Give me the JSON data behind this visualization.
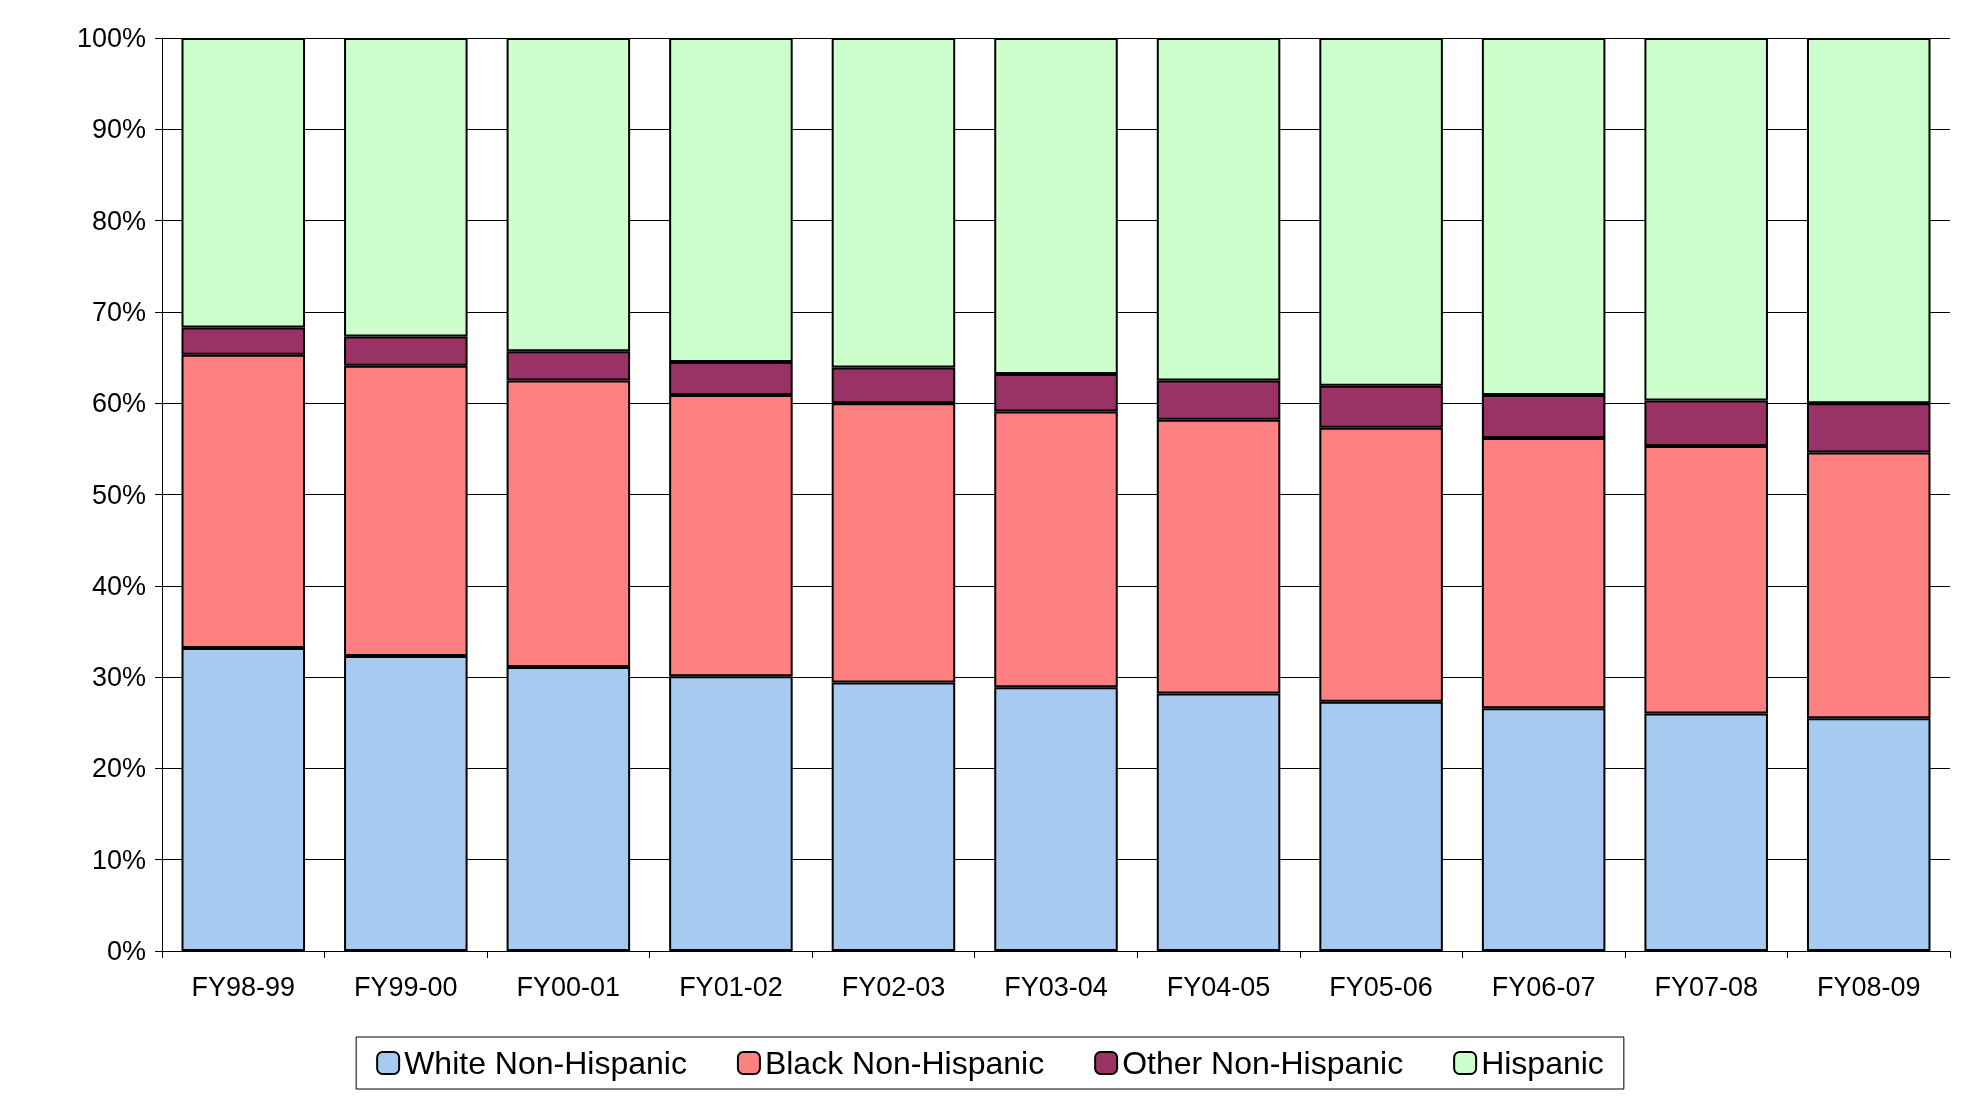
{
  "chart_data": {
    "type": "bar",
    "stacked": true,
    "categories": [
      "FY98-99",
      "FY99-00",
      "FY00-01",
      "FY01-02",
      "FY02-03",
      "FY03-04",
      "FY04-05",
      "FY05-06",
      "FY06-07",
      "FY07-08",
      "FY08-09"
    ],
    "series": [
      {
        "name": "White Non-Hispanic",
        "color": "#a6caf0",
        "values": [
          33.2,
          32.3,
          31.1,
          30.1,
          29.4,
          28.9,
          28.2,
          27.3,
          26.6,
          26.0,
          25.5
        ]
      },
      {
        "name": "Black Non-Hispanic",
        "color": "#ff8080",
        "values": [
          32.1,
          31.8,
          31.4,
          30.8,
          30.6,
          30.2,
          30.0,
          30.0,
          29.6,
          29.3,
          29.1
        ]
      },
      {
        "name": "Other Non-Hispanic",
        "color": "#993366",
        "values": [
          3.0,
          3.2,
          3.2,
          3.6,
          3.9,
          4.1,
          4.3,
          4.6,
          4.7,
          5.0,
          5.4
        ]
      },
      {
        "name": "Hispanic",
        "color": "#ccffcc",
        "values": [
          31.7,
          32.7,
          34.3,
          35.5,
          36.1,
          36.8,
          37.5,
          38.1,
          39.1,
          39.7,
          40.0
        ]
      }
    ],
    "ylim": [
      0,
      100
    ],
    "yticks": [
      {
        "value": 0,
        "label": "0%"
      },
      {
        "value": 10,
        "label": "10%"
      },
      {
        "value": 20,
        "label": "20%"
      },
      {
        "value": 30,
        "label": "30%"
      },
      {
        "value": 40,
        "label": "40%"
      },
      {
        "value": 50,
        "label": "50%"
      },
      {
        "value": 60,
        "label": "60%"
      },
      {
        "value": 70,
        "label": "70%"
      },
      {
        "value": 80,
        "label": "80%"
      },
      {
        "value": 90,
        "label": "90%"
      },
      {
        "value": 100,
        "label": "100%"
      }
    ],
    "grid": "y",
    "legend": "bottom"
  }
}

* * *

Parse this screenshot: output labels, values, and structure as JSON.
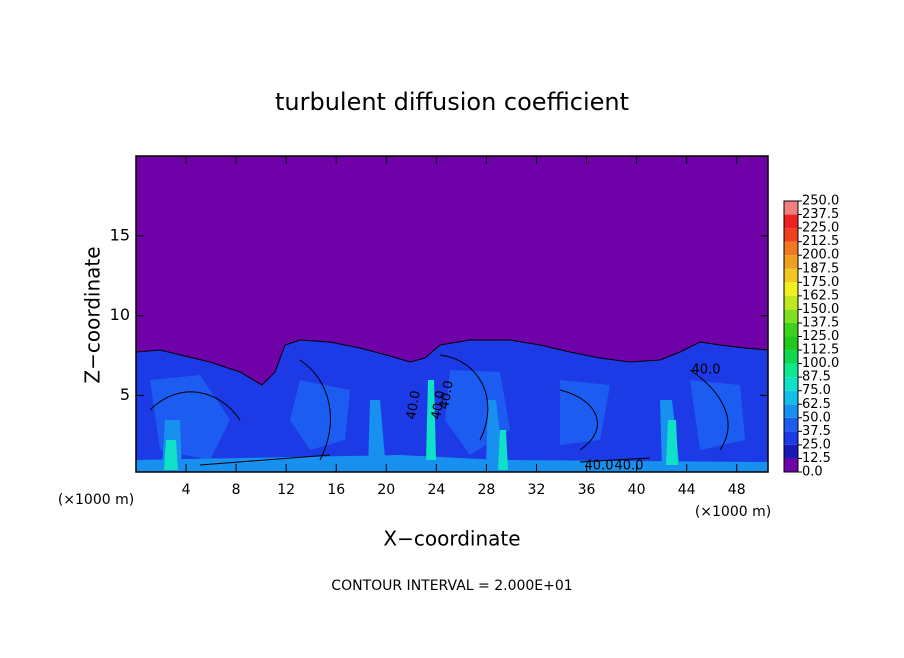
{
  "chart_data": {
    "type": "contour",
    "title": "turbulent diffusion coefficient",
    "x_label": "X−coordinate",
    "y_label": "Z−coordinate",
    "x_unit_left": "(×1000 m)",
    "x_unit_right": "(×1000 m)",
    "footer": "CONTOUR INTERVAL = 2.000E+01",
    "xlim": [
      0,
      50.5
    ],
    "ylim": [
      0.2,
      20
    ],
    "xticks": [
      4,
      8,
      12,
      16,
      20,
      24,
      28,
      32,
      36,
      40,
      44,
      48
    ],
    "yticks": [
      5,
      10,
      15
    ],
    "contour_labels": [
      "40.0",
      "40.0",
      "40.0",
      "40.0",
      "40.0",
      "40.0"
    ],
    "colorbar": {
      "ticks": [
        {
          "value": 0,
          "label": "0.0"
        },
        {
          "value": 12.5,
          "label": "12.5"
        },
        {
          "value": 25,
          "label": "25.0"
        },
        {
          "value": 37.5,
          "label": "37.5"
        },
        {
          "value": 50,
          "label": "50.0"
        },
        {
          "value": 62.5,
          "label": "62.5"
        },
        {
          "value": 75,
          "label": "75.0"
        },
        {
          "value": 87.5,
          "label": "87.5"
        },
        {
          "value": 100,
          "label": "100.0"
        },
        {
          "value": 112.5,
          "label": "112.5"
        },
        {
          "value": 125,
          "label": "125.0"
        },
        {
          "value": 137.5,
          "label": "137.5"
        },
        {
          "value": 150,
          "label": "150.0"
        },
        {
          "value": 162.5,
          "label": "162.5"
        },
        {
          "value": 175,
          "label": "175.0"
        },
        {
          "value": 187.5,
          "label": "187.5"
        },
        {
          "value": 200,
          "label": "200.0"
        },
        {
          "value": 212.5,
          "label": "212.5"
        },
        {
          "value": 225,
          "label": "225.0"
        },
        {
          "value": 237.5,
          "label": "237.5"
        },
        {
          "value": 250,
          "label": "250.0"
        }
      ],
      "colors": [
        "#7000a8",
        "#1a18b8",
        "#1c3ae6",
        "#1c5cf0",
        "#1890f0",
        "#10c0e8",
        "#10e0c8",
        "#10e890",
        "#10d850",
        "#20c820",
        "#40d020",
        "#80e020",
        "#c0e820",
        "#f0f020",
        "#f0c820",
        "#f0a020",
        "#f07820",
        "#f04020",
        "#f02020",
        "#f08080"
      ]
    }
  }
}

* * *

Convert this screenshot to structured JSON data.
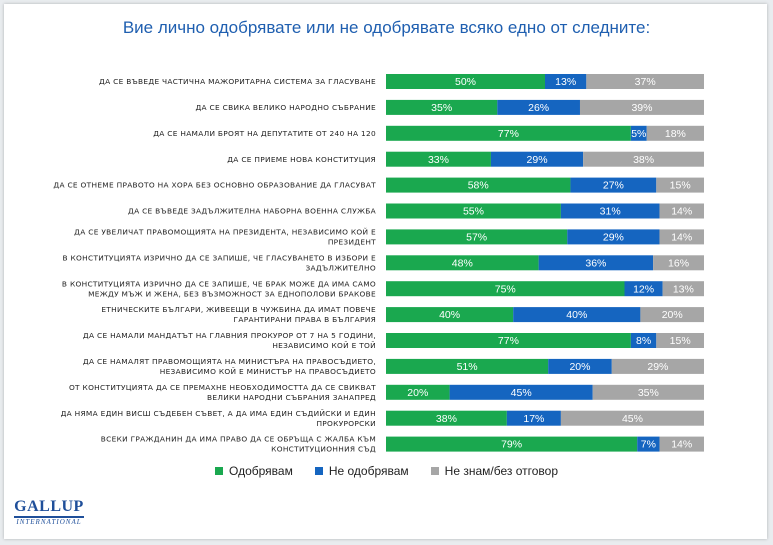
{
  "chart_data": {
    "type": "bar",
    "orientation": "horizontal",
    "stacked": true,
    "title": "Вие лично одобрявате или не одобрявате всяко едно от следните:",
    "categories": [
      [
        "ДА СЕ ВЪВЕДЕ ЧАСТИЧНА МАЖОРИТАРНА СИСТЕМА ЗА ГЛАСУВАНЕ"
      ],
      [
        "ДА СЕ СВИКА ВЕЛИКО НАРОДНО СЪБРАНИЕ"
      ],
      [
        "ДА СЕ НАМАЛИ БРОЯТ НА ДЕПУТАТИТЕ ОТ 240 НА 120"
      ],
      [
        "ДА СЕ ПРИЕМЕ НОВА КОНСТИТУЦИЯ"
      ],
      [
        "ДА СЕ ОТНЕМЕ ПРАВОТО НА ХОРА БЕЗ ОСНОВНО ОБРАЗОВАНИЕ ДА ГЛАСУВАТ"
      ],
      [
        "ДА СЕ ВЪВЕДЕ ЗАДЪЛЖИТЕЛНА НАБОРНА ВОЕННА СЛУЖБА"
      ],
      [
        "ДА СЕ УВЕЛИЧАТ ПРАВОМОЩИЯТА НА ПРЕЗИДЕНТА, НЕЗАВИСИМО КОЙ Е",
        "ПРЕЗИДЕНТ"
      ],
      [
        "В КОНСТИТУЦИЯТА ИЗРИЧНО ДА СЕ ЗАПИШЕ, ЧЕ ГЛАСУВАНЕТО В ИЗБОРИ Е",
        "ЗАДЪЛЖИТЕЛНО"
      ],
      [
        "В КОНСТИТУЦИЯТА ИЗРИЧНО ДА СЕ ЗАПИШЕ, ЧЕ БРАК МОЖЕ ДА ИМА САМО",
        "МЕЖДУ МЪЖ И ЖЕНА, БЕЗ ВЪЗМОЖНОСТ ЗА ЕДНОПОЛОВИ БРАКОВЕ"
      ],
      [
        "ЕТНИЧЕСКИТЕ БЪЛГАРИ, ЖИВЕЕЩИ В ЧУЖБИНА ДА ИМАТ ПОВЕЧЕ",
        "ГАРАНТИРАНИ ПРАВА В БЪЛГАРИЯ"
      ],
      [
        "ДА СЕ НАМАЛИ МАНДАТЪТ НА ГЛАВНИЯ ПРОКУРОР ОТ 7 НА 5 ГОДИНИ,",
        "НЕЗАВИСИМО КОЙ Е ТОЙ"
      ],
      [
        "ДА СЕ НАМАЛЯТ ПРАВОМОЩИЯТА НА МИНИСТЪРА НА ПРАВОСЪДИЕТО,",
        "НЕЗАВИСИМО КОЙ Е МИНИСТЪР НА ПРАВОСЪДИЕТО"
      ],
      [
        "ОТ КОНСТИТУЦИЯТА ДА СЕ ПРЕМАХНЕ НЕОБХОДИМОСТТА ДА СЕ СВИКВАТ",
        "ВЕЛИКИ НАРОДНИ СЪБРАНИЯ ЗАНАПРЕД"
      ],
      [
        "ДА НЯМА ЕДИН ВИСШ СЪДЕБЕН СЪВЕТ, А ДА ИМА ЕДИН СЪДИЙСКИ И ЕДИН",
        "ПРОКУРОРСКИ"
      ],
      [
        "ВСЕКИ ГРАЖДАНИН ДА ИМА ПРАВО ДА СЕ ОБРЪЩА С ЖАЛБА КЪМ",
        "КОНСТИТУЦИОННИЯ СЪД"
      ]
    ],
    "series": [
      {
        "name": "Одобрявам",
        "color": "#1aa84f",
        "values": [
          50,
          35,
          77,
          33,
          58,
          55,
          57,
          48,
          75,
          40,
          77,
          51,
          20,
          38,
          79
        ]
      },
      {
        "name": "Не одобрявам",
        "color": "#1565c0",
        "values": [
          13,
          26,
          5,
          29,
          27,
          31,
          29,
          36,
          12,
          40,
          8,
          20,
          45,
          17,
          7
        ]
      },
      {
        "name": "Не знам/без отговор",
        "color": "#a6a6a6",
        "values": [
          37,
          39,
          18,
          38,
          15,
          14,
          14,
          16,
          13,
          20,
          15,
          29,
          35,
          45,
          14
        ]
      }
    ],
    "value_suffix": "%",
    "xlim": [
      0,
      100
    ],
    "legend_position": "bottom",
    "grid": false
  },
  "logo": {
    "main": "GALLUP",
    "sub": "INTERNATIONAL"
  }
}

= YOUR INSTRUCTIONS =
Report how many lines in this data include the string "ЗАПИШЕ", and nothing else.

= TASK OUTPUT =
2